[Figure content listings]
#####

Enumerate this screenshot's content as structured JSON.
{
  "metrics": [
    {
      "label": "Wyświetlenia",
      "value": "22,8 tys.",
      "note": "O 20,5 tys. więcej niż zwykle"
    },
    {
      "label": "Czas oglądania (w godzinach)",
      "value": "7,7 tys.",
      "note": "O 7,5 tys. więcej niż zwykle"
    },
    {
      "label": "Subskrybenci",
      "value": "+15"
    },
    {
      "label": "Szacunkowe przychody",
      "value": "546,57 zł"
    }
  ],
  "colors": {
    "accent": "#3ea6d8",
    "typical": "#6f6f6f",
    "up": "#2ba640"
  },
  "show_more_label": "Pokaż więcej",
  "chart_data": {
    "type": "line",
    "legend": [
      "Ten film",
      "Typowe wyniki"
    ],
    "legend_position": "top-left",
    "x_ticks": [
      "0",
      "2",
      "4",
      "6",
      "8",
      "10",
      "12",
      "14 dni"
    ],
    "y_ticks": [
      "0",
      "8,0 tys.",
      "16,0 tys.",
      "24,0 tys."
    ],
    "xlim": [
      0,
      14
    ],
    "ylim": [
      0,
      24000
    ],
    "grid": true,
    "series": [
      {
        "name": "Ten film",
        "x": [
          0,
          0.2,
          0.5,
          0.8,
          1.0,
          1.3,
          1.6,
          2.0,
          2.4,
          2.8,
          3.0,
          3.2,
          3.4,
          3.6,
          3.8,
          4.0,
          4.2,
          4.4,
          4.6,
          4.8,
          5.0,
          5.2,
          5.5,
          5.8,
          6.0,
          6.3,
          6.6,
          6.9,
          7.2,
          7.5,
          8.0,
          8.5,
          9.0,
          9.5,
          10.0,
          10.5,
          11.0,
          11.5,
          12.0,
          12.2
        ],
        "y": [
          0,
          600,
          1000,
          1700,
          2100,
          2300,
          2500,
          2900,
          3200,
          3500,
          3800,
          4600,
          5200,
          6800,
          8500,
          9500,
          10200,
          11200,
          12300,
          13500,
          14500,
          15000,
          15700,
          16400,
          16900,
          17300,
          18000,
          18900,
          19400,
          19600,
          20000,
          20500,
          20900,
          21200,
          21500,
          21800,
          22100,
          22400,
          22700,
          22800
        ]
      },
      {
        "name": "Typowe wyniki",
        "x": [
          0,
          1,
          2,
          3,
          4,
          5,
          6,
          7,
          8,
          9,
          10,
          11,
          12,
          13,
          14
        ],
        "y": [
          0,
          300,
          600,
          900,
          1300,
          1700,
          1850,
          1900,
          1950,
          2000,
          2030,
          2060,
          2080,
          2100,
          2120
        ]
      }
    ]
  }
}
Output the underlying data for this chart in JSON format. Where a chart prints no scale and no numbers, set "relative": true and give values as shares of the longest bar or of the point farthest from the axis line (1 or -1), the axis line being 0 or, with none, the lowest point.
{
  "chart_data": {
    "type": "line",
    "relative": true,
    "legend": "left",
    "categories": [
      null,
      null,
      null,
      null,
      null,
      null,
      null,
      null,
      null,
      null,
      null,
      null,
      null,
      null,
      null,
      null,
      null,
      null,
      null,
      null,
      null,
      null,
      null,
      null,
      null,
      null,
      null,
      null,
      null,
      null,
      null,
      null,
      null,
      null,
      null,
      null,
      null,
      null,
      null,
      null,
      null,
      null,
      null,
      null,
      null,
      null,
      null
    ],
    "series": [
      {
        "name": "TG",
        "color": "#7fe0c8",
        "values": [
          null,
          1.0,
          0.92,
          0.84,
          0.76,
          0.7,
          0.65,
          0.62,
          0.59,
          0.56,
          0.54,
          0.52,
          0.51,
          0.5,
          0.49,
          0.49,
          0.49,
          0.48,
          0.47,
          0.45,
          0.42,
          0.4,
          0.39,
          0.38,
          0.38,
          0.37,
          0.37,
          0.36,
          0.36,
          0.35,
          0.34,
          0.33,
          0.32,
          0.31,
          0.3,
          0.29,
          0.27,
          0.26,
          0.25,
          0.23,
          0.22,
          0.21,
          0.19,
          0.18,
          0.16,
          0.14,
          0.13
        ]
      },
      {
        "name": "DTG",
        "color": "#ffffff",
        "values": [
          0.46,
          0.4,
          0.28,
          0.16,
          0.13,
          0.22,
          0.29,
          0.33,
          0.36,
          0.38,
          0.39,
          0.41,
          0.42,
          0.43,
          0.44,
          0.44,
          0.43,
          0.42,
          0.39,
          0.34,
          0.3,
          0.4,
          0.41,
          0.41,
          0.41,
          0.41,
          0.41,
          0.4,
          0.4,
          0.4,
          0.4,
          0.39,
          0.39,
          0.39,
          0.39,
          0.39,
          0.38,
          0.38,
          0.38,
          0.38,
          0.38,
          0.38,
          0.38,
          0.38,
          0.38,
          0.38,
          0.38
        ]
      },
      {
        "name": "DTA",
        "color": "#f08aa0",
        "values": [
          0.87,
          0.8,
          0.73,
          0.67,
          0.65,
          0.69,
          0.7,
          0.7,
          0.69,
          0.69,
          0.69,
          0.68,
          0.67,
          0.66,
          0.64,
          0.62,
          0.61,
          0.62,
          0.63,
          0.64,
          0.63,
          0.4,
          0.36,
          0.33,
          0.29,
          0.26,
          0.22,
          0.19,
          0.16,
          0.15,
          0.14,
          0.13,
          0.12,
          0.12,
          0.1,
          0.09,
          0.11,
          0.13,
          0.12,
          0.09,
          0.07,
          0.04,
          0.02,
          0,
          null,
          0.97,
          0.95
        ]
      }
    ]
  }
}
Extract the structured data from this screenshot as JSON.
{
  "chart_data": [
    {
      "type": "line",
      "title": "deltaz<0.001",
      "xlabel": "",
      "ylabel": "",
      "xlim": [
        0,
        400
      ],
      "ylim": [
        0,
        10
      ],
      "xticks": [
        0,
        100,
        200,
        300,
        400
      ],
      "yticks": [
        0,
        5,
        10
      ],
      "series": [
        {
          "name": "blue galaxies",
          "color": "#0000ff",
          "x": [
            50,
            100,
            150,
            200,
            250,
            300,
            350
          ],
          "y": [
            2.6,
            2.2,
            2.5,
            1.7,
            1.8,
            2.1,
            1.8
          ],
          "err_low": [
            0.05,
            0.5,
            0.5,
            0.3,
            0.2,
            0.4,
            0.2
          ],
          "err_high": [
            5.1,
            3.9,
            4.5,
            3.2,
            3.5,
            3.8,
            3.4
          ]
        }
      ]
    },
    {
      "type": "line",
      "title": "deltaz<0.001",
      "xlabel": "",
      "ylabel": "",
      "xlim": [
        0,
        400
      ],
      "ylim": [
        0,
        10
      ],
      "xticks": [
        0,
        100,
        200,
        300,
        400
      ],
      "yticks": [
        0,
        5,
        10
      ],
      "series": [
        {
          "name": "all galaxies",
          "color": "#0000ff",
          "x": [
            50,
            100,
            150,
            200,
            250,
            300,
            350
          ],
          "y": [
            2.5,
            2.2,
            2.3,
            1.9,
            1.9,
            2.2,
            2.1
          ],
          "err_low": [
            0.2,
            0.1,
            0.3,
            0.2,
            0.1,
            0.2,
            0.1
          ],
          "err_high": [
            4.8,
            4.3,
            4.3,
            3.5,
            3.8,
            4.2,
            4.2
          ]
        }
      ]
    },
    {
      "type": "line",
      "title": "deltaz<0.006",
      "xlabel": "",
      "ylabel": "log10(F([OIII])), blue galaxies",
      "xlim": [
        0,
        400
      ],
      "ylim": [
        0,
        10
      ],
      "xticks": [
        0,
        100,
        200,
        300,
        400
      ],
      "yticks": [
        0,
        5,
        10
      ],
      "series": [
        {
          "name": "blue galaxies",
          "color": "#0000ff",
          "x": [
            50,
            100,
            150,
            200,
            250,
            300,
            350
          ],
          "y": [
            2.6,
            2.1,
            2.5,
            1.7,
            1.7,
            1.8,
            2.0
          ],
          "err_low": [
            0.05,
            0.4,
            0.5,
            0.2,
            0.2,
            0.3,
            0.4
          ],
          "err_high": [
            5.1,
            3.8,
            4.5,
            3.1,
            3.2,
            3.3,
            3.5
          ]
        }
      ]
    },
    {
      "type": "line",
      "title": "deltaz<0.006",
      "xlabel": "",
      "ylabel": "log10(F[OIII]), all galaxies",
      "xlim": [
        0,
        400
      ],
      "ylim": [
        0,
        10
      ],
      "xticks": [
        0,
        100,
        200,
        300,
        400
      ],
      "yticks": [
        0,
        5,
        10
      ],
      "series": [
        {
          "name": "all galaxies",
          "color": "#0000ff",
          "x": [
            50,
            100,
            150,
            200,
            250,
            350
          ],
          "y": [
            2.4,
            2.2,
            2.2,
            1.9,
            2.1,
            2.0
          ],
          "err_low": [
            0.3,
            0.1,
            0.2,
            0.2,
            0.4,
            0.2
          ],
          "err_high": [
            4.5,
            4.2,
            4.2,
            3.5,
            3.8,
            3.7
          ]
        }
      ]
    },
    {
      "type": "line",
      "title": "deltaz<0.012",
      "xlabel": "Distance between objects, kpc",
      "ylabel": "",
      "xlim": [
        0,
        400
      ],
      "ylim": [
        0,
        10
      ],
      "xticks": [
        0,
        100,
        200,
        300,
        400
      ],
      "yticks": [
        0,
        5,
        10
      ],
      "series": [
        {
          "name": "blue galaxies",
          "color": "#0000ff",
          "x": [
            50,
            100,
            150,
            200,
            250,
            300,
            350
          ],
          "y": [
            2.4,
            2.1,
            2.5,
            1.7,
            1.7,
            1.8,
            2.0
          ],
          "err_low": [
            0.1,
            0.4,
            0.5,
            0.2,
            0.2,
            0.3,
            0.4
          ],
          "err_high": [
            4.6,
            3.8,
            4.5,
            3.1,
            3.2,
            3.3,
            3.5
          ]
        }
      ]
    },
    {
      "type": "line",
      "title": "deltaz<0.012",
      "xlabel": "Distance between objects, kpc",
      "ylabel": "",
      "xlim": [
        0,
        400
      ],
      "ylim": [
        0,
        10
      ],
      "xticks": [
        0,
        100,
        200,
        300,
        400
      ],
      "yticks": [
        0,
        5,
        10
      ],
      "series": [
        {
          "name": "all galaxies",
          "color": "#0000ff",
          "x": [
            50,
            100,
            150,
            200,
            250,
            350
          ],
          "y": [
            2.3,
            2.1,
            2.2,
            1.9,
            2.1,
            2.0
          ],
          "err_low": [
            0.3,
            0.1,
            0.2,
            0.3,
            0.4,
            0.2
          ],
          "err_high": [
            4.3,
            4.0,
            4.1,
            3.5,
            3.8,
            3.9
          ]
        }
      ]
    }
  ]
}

#####

*TASK REQUIREMENTS*:
Report how many lines of the data hold the string "relative"; give only the number.

*OUTPUT FOR THIS EXERCISE*:
2